Direction -> Pick every line from the data that holds the word "point".

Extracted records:
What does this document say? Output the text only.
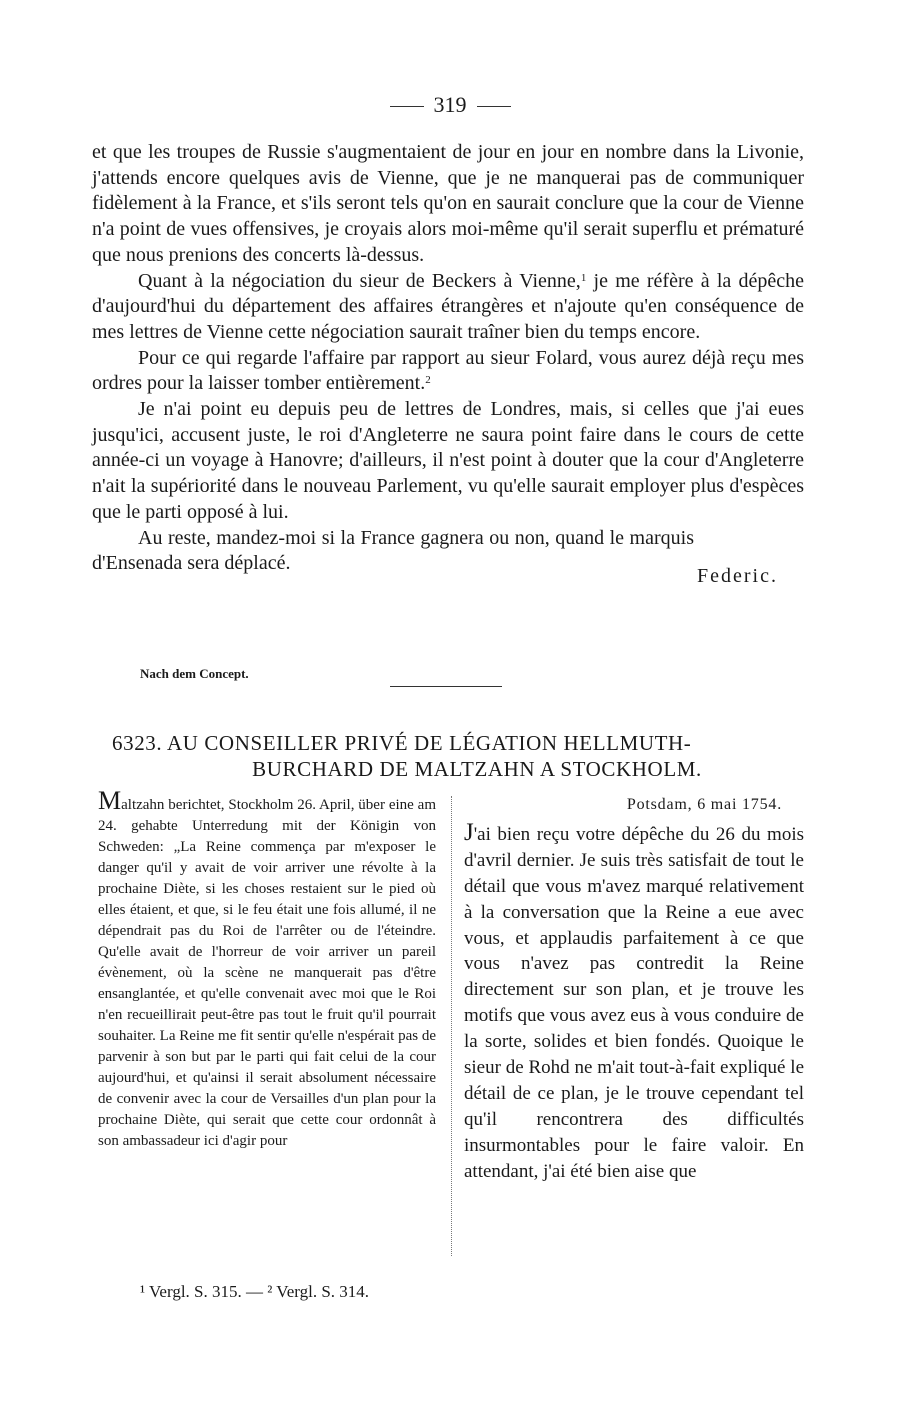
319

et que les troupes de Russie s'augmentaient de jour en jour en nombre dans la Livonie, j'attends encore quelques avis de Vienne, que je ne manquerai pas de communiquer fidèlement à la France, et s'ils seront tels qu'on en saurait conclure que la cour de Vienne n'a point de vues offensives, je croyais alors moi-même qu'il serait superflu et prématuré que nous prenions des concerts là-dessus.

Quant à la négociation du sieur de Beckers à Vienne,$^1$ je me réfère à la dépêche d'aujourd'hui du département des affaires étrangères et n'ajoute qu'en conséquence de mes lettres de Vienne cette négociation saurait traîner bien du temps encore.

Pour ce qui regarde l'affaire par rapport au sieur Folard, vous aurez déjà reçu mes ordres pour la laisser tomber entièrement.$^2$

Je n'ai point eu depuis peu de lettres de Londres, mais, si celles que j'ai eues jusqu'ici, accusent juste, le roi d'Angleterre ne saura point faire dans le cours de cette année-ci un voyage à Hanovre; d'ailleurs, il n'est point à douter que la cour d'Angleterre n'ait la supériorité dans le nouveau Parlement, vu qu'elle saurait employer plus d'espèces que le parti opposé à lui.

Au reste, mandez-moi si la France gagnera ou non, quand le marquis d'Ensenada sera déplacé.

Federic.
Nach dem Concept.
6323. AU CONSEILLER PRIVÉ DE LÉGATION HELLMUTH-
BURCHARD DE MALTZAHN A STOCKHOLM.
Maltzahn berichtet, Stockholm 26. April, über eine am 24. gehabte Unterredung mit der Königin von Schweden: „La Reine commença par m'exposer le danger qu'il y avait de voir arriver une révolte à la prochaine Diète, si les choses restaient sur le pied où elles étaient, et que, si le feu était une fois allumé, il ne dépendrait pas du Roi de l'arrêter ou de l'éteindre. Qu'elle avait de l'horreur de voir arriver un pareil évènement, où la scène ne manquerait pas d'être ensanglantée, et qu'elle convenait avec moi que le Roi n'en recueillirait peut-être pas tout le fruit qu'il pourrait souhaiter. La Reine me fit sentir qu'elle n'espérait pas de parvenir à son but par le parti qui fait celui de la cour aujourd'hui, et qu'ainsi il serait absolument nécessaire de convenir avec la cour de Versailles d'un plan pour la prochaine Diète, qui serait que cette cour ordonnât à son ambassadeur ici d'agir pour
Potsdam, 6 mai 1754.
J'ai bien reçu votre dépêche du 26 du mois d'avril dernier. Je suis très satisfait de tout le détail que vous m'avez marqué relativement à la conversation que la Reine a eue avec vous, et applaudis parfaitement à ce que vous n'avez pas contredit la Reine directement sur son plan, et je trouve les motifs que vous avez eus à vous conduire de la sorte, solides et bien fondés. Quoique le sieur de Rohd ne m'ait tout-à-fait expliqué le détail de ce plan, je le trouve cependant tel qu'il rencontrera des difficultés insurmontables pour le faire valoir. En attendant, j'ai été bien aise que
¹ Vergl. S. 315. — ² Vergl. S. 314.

* * *

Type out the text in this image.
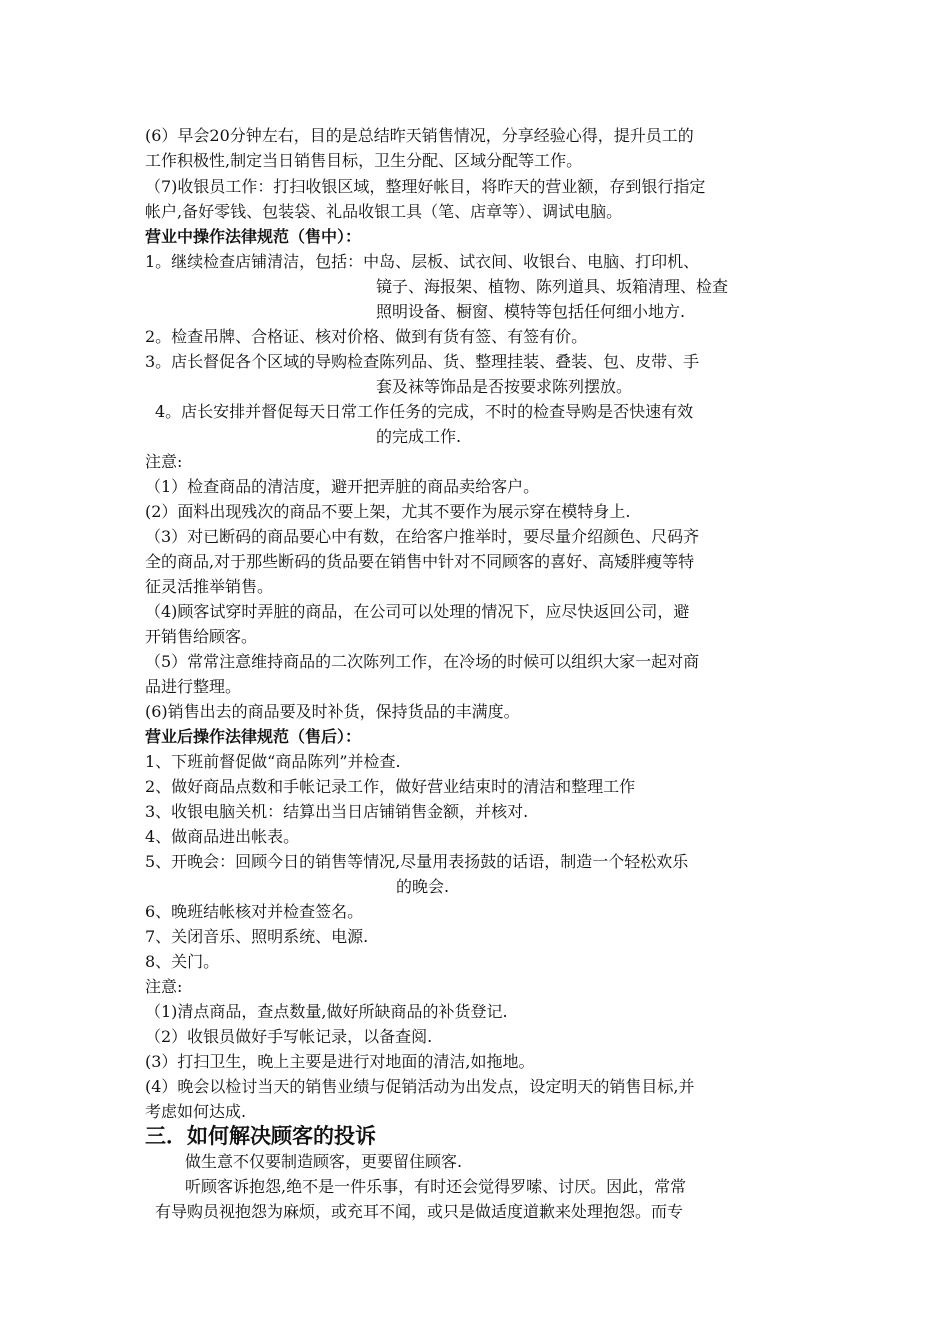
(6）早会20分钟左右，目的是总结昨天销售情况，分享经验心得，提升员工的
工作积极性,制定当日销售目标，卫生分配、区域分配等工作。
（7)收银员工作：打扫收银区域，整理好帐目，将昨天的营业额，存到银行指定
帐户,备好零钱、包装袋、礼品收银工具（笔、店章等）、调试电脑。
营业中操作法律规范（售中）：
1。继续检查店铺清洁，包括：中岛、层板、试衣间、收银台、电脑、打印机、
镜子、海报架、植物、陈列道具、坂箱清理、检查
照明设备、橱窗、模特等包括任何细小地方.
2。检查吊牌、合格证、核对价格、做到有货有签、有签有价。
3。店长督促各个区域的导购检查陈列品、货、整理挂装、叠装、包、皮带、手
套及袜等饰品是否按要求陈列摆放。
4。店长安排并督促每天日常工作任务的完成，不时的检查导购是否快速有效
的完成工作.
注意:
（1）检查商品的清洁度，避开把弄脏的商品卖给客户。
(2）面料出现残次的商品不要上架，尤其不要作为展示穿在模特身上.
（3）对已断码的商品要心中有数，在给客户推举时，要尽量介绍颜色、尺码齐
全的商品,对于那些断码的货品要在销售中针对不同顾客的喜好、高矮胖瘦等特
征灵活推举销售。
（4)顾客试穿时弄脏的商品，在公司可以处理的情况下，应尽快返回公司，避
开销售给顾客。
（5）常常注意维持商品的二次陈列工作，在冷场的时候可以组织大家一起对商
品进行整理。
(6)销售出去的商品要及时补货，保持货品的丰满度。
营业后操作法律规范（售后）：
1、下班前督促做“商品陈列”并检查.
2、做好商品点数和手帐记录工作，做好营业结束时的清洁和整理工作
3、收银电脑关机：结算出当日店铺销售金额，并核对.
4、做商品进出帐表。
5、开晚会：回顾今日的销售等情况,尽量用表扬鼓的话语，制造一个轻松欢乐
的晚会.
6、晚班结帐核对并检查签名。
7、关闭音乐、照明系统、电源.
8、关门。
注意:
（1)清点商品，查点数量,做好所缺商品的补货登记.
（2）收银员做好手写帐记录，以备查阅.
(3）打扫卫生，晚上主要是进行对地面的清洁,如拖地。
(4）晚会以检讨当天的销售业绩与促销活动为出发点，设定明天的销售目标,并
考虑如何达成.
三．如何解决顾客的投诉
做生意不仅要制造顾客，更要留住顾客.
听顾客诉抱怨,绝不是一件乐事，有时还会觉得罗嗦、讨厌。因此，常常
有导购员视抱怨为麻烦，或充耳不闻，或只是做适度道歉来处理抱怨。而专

Response to the task ->
et que les troupes de Russie s'augmentaient de jour en jour en nombre dans la Livonie, j'attends encore quelques avis de Vienne, que je ne manquerai pas de communiquer fidèlement à la France, et s'ils seront tels qu'on en saurait conclure que la cour de Vienne n'a point de vues offensives, je croyais alors moi-même qu'il serait superflu et prématuré que nous prenions des concerts là-dessus.
Je n'ai point eu depuis peu de lettres de Londres, mais, si celles que j'ai eues jusqu'ici, accusent juste, le roi d'Angleterre ne saura point faire dans le cours de cette année-ci un voyage à Hanovre; d'ailleurs, il n'est point à douter que la cour d'Angleterre n'ait la supériorité dans le nouveau Parlement, vu qu'elle saurait employer plus d'espèces que le parti opposé à lui.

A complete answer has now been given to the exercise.